> **PROBLEM TO SOLVE**: Copy out each line that mentions the word "title".

Start of DATA EXTRACT

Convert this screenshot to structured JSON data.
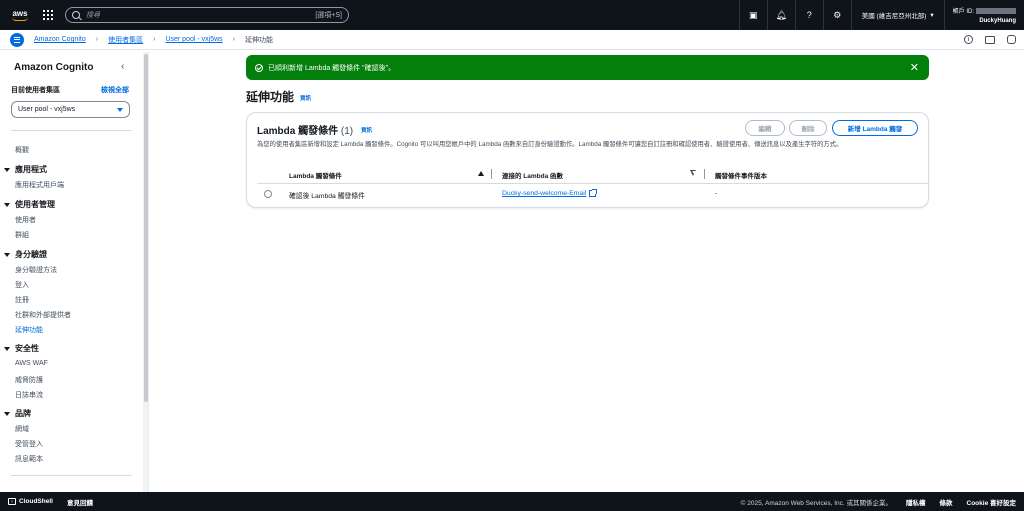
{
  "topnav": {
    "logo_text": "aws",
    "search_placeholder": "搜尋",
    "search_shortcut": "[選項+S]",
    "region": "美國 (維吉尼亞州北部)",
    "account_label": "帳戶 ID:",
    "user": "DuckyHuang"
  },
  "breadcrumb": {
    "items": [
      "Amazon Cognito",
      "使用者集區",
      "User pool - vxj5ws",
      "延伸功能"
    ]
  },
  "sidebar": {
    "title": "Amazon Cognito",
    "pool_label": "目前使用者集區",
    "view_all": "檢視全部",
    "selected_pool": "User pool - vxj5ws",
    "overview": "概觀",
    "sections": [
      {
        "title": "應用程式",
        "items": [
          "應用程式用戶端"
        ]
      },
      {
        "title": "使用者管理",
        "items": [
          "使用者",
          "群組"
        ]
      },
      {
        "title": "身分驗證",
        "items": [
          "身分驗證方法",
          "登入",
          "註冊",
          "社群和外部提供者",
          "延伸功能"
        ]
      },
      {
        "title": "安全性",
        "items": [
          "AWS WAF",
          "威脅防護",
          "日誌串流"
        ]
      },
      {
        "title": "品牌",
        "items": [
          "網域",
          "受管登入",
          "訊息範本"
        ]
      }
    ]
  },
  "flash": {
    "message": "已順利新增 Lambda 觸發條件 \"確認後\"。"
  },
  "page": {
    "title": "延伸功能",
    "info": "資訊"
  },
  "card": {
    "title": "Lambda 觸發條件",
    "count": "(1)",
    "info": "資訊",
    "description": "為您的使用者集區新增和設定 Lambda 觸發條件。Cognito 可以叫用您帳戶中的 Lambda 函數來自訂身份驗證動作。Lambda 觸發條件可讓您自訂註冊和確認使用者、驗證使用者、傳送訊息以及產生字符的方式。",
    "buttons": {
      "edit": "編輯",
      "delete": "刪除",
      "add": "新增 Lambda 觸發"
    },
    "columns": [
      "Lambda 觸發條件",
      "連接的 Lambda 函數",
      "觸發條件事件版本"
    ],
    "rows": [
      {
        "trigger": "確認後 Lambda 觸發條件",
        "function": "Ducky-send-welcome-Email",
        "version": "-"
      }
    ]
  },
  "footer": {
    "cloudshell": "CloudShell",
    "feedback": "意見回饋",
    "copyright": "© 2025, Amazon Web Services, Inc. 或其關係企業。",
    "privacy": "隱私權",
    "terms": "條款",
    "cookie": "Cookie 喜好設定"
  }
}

End of DATA EXTRACT

> **THE RESPONSE**:
    "title": "Amazon Cognito",
        "title": "應用程式",
        "title": "使用者管理",
        "title": "身分驗證",
        "title": "安全性",
        "title": "品牌",
    "title": "延伸功能",
    "title": "Lambda 觸發條件",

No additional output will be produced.